— start Rows —
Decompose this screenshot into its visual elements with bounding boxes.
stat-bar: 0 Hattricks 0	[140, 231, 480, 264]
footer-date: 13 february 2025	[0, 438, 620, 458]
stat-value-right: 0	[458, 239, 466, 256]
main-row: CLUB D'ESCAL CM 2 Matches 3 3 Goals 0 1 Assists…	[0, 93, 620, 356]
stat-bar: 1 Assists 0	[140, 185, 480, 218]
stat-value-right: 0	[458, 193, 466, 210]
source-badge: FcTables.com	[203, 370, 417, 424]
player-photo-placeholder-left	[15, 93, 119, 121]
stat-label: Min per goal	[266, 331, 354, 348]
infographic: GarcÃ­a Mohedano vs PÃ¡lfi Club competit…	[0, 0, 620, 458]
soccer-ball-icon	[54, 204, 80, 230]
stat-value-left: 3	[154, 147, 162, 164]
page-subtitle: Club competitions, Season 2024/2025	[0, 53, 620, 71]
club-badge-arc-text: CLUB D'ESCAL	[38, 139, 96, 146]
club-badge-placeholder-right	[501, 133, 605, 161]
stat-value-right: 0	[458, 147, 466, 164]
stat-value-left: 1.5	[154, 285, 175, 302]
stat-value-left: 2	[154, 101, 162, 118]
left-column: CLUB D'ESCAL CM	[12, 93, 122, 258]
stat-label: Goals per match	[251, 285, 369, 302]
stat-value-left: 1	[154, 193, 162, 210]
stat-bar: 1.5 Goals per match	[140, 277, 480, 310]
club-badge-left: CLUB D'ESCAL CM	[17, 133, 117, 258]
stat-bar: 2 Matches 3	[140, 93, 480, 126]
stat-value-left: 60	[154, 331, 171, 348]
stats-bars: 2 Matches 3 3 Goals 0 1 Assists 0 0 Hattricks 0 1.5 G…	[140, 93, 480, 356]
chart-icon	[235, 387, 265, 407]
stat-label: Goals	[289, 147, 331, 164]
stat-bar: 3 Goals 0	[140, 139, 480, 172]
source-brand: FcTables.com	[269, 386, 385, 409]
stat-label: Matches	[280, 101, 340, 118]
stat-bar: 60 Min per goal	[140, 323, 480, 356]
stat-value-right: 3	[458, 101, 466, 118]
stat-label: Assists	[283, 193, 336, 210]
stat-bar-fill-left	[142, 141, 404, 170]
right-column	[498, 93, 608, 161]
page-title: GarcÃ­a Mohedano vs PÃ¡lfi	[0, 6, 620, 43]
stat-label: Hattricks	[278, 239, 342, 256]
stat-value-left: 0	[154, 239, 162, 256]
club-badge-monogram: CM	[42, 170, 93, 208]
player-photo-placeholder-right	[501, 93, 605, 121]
— end Rows —
— start Rows —
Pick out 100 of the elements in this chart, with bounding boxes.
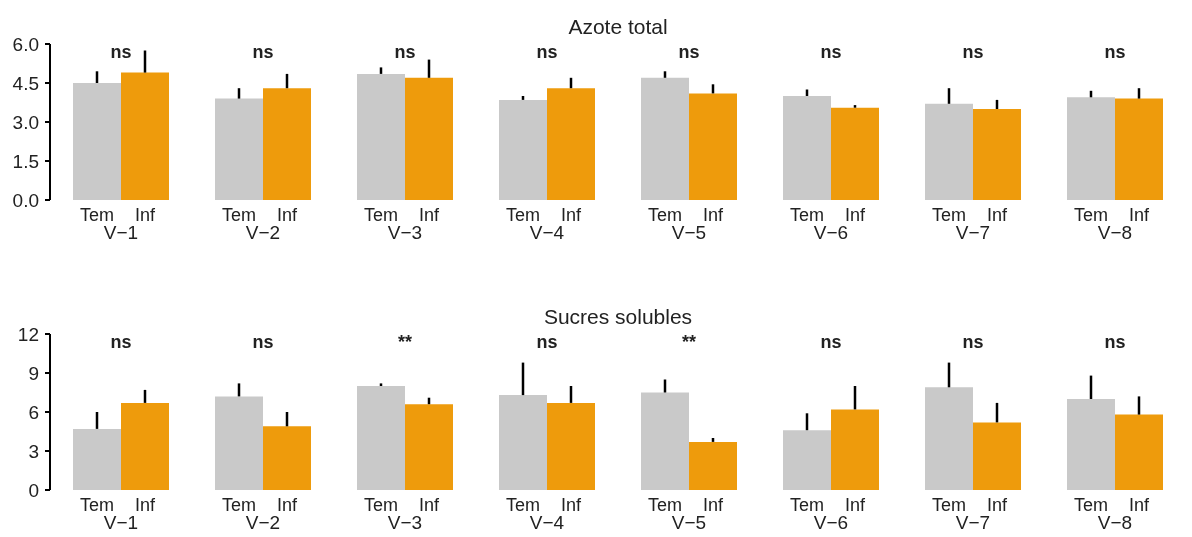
— end Rows —
— start Rows —
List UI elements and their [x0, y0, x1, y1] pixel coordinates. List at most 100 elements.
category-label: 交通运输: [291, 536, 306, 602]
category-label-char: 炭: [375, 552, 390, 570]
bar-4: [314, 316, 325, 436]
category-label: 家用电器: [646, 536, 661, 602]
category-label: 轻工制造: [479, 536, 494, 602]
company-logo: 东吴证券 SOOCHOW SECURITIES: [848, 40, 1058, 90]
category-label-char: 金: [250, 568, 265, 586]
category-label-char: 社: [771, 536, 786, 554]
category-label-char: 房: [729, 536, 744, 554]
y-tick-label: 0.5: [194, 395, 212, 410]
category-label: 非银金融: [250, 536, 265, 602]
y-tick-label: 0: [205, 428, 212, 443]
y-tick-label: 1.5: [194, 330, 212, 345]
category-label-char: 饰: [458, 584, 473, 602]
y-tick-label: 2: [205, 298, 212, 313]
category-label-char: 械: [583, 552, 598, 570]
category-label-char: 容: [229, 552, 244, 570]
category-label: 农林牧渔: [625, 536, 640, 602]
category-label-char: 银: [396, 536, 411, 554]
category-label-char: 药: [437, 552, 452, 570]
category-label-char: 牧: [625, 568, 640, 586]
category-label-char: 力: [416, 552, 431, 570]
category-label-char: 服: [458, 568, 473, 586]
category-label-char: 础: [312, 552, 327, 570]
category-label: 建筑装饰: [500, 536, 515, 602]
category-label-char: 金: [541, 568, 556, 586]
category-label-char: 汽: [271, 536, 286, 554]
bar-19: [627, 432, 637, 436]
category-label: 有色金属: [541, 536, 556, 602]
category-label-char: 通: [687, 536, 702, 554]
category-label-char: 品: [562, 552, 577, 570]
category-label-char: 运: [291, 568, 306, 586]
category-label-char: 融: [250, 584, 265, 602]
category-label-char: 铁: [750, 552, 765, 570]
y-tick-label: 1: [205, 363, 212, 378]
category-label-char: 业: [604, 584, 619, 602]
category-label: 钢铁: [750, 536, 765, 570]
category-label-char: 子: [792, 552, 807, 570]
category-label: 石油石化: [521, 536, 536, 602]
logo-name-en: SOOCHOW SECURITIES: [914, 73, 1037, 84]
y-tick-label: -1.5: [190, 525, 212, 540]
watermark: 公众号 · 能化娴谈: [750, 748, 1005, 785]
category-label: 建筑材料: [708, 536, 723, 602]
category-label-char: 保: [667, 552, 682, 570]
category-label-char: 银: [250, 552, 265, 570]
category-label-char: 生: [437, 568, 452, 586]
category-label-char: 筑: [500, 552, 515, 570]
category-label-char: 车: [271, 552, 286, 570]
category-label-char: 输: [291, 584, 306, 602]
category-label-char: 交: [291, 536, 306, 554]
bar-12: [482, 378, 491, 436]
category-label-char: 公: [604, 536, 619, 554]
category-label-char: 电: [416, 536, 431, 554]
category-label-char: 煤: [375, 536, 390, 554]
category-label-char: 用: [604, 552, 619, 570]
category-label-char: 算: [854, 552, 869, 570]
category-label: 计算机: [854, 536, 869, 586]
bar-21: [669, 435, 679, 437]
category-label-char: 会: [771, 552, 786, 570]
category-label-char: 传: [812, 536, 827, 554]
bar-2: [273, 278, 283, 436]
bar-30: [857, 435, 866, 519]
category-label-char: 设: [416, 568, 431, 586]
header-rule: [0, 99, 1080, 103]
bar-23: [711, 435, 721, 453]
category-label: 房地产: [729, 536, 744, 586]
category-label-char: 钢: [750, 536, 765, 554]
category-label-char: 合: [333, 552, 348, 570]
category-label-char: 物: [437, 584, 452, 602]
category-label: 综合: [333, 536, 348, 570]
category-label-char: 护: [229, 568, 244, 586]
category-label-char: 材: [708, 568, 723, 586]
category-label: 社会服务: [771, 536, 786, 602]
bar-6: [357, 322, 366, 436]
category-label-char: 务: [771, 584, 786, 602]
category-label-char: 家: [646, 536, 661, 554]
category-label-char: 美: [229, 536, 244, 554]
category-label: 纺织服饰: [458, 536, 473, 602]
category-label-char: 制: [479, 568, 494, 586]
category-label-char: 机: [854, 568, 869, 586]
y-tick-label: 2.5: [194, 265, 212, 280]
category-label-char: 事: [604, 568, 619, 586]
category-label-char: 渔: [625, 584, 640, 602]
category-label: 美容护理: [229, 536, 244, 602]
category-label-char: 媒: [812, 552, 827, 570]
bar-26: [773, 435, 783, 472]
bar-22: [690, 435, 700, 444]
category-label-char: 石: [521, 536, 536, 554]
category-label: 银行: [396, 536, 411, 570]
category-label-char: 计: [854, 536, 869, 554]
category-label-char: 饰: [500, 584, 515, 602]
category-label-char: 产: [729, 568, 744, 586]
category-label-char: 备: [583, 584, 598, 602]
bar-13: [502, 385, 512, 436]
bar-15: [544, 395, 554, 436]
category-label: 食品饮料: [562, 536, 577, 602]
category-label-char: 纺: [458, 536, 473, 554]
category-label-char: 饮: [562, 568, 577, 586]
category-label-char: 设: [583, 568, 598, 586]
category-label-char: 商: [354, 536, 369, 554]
— end Rows —
**Directive**
Arrange the material as a numbered list, from the line with "Decompose this screenshot" up to and including the line with "93, 605, 121]", and leave out any blank lines.

**Task result**
1. Decompose this screenshot into its visual elements with bounding boxes.
2. stat-bar: 0 Hattricks 0	[140, 231, 480, 264]
3. footer-date: 13 february 2025	[0, 438, 620, 458]
4. stat-value-right: 0	[458, 239, 466, 256]
5. main-row: CLUB D'ESCAL CM 2 Matches 3 3 Goals 0 1 Assists…	[0, 93, 620, 356]
6. stat-bar: 1 Assists 0	[140, 185, 480, 218]
7. stat-value-right: 0	[458, 193, 466, 210]
8. source-badge: FcTables.com	[203, 370, 417, 424]
9. player-photo-placeholder-left	[15, 93, 119, 121]
10. stat-label: Min per goal	[266, 331, 354, 348]
11. infographic: GarcÃ­a Mohedano vs PÃ¡lfi Club competit…	[0, 0, 620, 458]
12. soccer-ball-icon	[54, 204, 80, 230]
13. stat-value-left: 3	[154, 147, 162, 164]
14. page-subtitle: Club competitions, Season 2024/2025	[0, 53, 620, 71]
15. club-badge-arc-text: CLUB D'ESCAL	[38, 139, 96, 146]
16. club-badge-placeholder-right	[501, 133, 605, 161]
17. stat-value-right: 0	[458, 147, 466, 164]
18. stat-value-left: 1.5	[154, 285, 175, 302]
19. stat-value-left: 2	[154, 101, 162, 118]
20. left-column: CLUB D'ESCAL CM	[12, 93, 122, 258]
21. stat-label: Goals per match	[251, 285, 369, 302]
22. stat-value-left: 1	[154, 193, 162, 210]
23. stat-bar: 1.5 Goals per match	[140, 277, 480, 310]
24. club-badge-left: CLUB D'ESCAL CM	[17, 133, 117, 258]
25. stat-bar: 2 Matches 3	[140, 93, 480, 126]
26. stat-value-left: 60	[154, 331, 171, 348]
27. stats-bars: 2 Matches 3 3 Goals 0 1 Assists 0 0 Hattricks 0 1.5 G…	[140, 93, 480, 356]
28. chart-icon	[235, 387, 265, 407]
29. stat-label: Goals	[289, 147, 331, 164]
30. stat-bar: 3 Goals 0	[140, 139, 480, 172]
31. source-brand: FcTables.com	[269, 386, 385, 409]
32. stat-label: Matches	[280, 101, 340, 118]
33. stat-bar: 60 Min per goal	[140, 323, 480, 356]
34. stat-value-right: 3	[458, 101, 466, 118]
35. stat-label: Assists	[283, 193, 336, 210]
36. stat-bar-fill-left	[142, 141, 404, 170]
37. right-column	[498, 93, 608, 161]
38. page-title: GarcÃ­a Mohedano vs PÃ¡lfi	[0, 6, 620, 43]
39. stat-label: Hattricks	[278, 239, 342, 256]
40. stat-value-left: 0	[154, 239, 162, 256]
41. club-badge-monogram: CM	[42, 170, 93, 208]
42. player-photo-placeholder-right	[501, 93, 605, 121]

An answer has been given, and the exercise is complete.